### Exercise goal
Within the records below, find each line that holds the string "ubuntu", then copy it.

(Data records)
__________

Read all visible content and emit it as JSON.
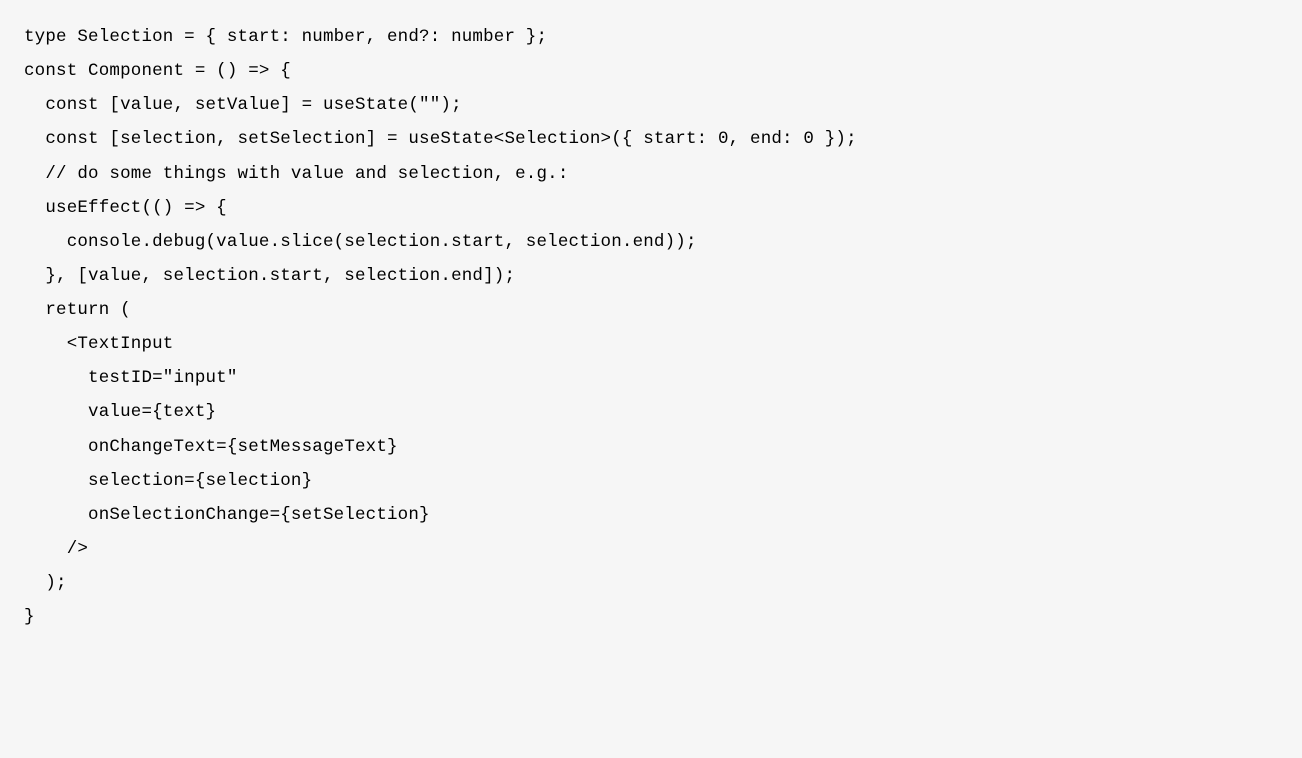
{
  "code": {
    "lines": [
      "type Selection = { start: number, end?: number };",
      "",
      "const Component = () => {",
      "  const [value, setValue] = useState(\"\");",
      "  const [selection, setSelection] = useState<Selection>({ start: 0, end: 0 });",
      "",
      "  // do some things with value and selection, e.g.:",
      "  useEffect(() => {",
      "    console.debug(value.slice(selection.start, selection.end));",
      "  }, [value, selection.start, selection.end]);",
      "",
      "  return (",
      "    <TextInput",
      "      testID=\"input\"",
      "      value={text}",
      "      onChangeText={setMessageText}",
      "      selection={selection}",
      "      onSelectionChange={setSelection}",
      "    />",
      "  );",
      "}"
    ]
  }
}
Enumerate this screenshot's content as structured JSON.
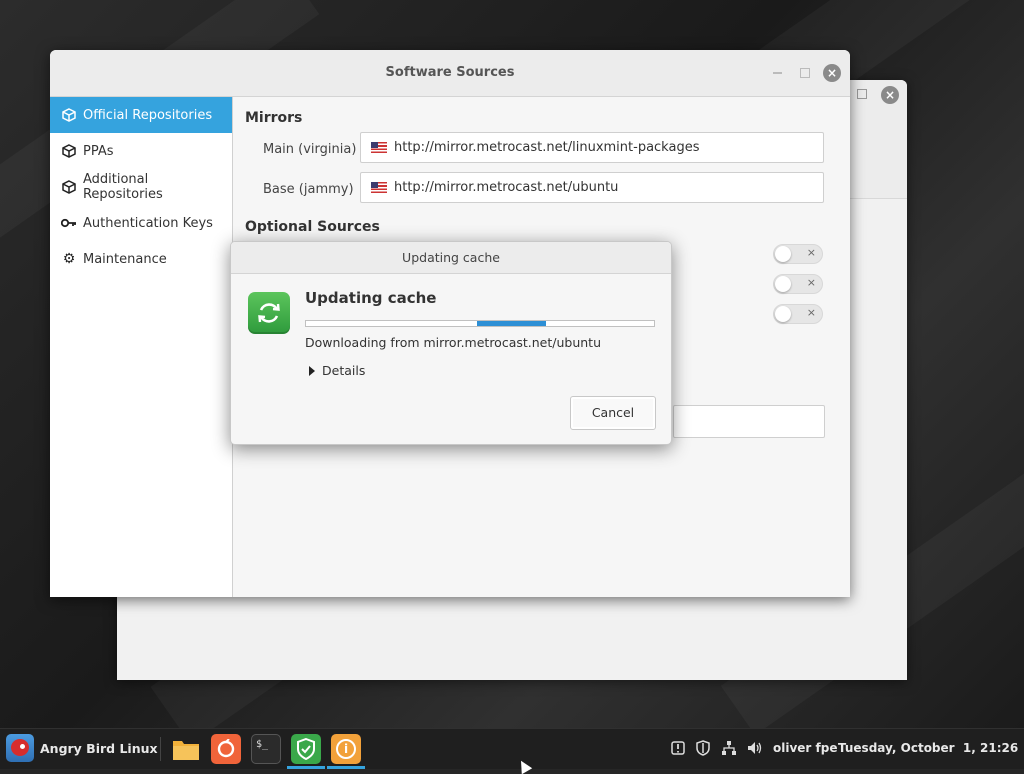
{
  "main_window": {
    "title": "Software Sources",
    "controls": {
      "minimize_icon": "minimize-icon",
      "maximize_icon": "maximize-icon",
      "close_icon": "close-icon",
      "close_glyph": "×"
    }
  },
  "sidebar": {
    "items": [
      {
        "label": "Official Repositories",
        "icon": "package-icon",
        "active": true
      },
      {
        "label": "PPAs",
        "icon": "package-icon",
        "active": false
      },
      {
        "label": "Additional Repositories",
        "icon": "package-icon",
        "active": false
      },
      {
        "label": "Authentication Keys",
        "icon": "key-icon",
        "active": false
      },
      {
        "label": "Maintenance",
        "icon": "gear-icon",
        "active": false
      }
    ]
  },
  "mirrors": {
    "section_title": "Mirrors",
    "main": {
      "label": "Main (virginia)",
      "url": "http://mirror.metrocast.net/linuxmint-packages",
      "flag": "us-flag-icon"
    },
    "base": {
      "label": "Base (jammy)",
      "url": "http://mirror.metrocast.net/ubuntu",
      "flag": "us-flag-icon"
    }
  },
  "optional_sources": {
    "section_title": "Optional Sources",
    "toggles": [
      {
        "state": "off",
        "glyph": "×"
      },
      {
        "state": "off",
        "glyph": "×"
      },
      {
        "state": "off",
        "glyph": "×"
      }
    ]
  },
  "dialog": {
    "title": "Updating cache",
    "heading": "Updating cache",
    "icon": "refresh-icon",
    "progress": {
      "mode": "indeterminate",
      "bar_fraction": 0.2
    },
    "status": "Downloading from mirror.metrocast.net/ubuntu",
    "details_label": "Details",
    "cancel_label": "Cancel"
  },
  "back_window": {
    "close_glyph": "×"
  },
  "taskbar": {
    "menu_label": "Angry Bird Linux",
    "launchers": [
      {
        "name": "files-icon",
        "color": "#f2b13a"
      },
      {
        "name": "firefox-icon",
        "color": "#f0643a"
      },
      {
        "name": "terminal-icon",
        "color": "#2b2b2b",
        "glyph": "$_"
      },
      {
        "name": "shield-icon",
        "color": "#3aa84a"
      },
      {
        "name": "info-icon",
        "color": "#f2a13a",
        "glyph": "i"
      }
    ],
    "tray": [
      "notification-icon",
      "shield-tray-icon",
      "network-icon",
      "volume-icon"
    ],
    "user": "oliver fpe",
    "clock": "Tuesday, October  1, 21:26"
  },
  "colors": {
    "accent": "#35a3de",
    "progress": "#2d8fd5",
    "icon_green": "#3aa84a"
  }
}
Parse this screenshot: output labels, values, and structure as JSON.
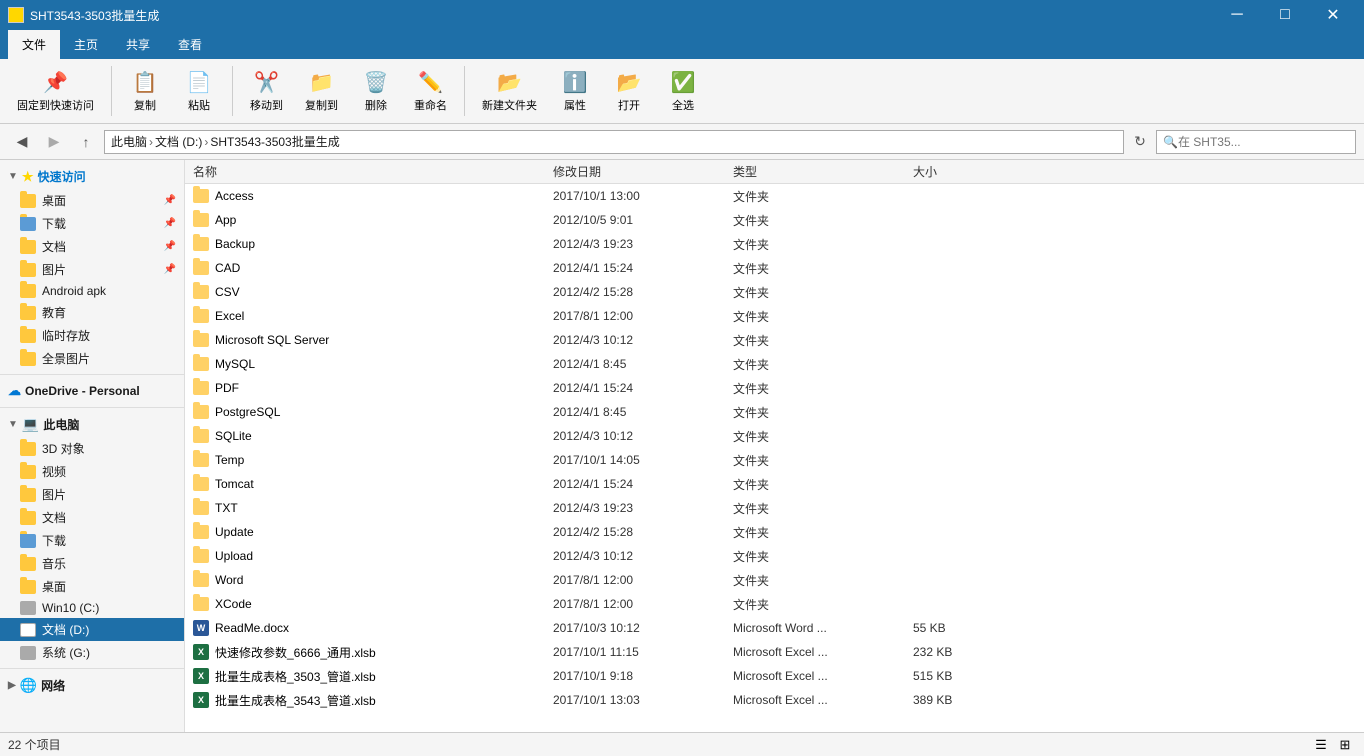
{
  "titleBar": {
    "title": "SHT3543-3503批量生成",
    "minBtn": "─",
    "maxBtn": "□",
    "closeBtn": "✕"
  },
  "ribbon": {
    "tabs": [
      "文件",
      "主页",
      "共享",
      "查看"
    ],
    "activeTab": "主页"
  },
  "addressBar": {
    "back": "←",
    "forward": "→",
    "up": "↑",
    "pathParts": [
      "此电脑",
      "文档 (D:)",
      "SHT3543-3503批量生成"
    ],
    "searchPlaceholder": "在 SHT35...",
    "searchValue": ""
  },
  "sidebar": {
    "quickAccessLabel": "快速访问",
    "items": [
      {
        "label": "桌面",
        "pin": true,
        "type": "folder"
      },
      {
        "label": "下载",
        "pin": true,
        "type": "folder"
      },
      {
        "label": "文档",
        "pin": true,
        "type": "folder"
      },
      {
        "label": "图片",
        "pin": true,
        "type": "folder"
      },
      {
        "label": "Android apk",
        "pin": false,
        "type": "folder"
      },
      {
        "label": "教育",
        "pin": false,
        "type": "folder"
      },
      {
        "label": "临时存放",
        "pin": false,
        "type": "folder"
      },
      {
        "label": "全景图片",
        "pin": false,
        "type": "folder"
      }
    ],
    "oneDriveLabel": "OneDrive - Personal",
    "thisPcLabel": "此电脑",
    "thisPcItems": [
      {
        "label": "3D 对象",
        "type": "folder"
      },
      {
        "label": "视频",
        "type": "folder"
      },
      {
        "label": "图片",
        "type": "folder"
      },
      {
        "label": "文档",
        "type": "folder"
      },
      {
        "label": "下载",
        "type": "folder"
      },
      {
        "label": "音乐",
        "type": "folder"
      },
      {
        "label": "桌面",
        "type": "folder"
      },
      {
        "label": "Win10 (C:)",
        "type": "drive"
      },
      {
        "label": "文档 (D:)",
        "type": "drive",
        "selected": true
      },
      {
        "label": "系统 (G:)",
        "type": "drive"
      }
    ],
    "networkLabel": "网络"
  },
  "fileList": {
    "columns": [
      "名称",
      "修改日期",
      "类型",
      "大小"
    ],
    "sortCol": "名称",
    "sortDir": "asc",
    "rows": [
      {
        "name": "Access",
        "date": "2017/10/1 13:00",
        "type": "文件夹",
        "size": "",
        "icon": "folder"
      },
      {
        "name": "App",
        "date": "2012/10/5 9:01",
        "type": "文件夹",
        "size": "",
        "icon": "folder"
      },
      {
        "name": "Backup",
        "date": "2012/4/3 19:23",
        "type": "文件夹",
        "size": "",
        "icon": "folder"
      },
      {
        "name": "CAD",
        "date": "2012/4/1 15:24",
        "type": "文件夹",
        "size": "",
        "icon": "folder"
      },
      {
        "name": "CSV",
        "date": "2012/4/2 15:28",
        "type": "文件夹",
        "size": "",
        "icon": "folder"
      },
      {
        "name": "Excel",
        "date": "2017/8/1 12:00",
        "type": "文件夹",
        "size": "",
        "icon": "folder"
      },
      {
        "name": "Microsoft SQL Server",
        "date": "2012/4/3 10:12",
        "type": "文件夹",
        "size": "",
        "icon": "folder"
      },
      {
        "name": "MySQL",
        "date": "2012/4/1 8:45",
        "type": "文件夹",
        "size": "",
        "icon": "folder"
      },
      {
        "name": "PDF",
        "date": "2012/4/1 15:24",
        "type": "文件夹",
        "size": "",
        "icon": "folder"
      },
      {
        "name": "PostgreSQL",
        "date": "2012/4/1 8:45",
        "type": "文件夹",
        "size": "",
        "icon": "folder"
      },
      {
        "name": "SQLite",
        "date": "2012/4/3 10:12",
        "type": "文件夹",
        "size": "",
        "icon": "folder"
      },
      {
        "name": "Temp",
        "date": "2017/10/1 14:05",
        "type": "文件夹",
        "size": "",
        "icon": "folder"
      },
      {
        "name": "Tomcat",
        "date": "2012/4/1 15:24",
        "type": "文件夹",
        "size": "",
        "icon": "folder"
      },
      {
        "name": "TXT",
        "date": "2012/4/3 19:23",
        "type": "文件夹",
        "size": "",
        "icon": "folder"
      },
      {
        "name": "Update",
        "date": "2012/4/2 15:28",
        "type": "文件夹",
        "size": "",
        "icon": "folder"
      },
      {
        "name": "Upload",
        "date": "2012/4/3 10:12",
        "type": "文件夹",
        "size": "",
        "icon": "folder"
      },
      {
        "name": "Word",
        "date": "2017/8/1 12:00",
        "type": "文件夹",
        "size": "",
        "icon": "folder"
      },
      {
        "name": "XCode",
        "date": "2017/8/1 12:00",
        "type": "文件夹",
        "size": "",
        "icon": "folder"
      },
      {
        "name": "ReadMe.docx",
        "date": "2017/10/3 10:12",
        "type": "Microsoft Word ...",
        "size": "55 KB",
        "icon": "word"
      },
      {
        "name": "快速修改参数_6666_通用.xlsb",
        "date": "2017/10/1 11:15",
        "type": "Microsoft Excel ...",
        "size": "232 KB",
        "icon": "excel"
      },
      {
        "name": "批量生成表格_3503_管道.xlsb",
        "date": "2017/10/1 9:18",
        "type": "Microsoft Excel ...",
        "size": "515 KB",
        "icon": "excel"
      },
      {
        "name": "批量生成表格_3543_管道.xlsb",
        "date": "2017/10/1 13:03",
        "type": "Microsoft Excel ...",
        "size": "389 KB",
        "icon": "excel"
      }
    ]
  },
  "statusBar": {
    "itemCount": "22 个项目"
  }
}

__________

### Result of the exercise
      "url": "http://mirror.metrocast.net/ubuntu",
    "status": "Downloading from mirror.metrocast.net/ubuntu",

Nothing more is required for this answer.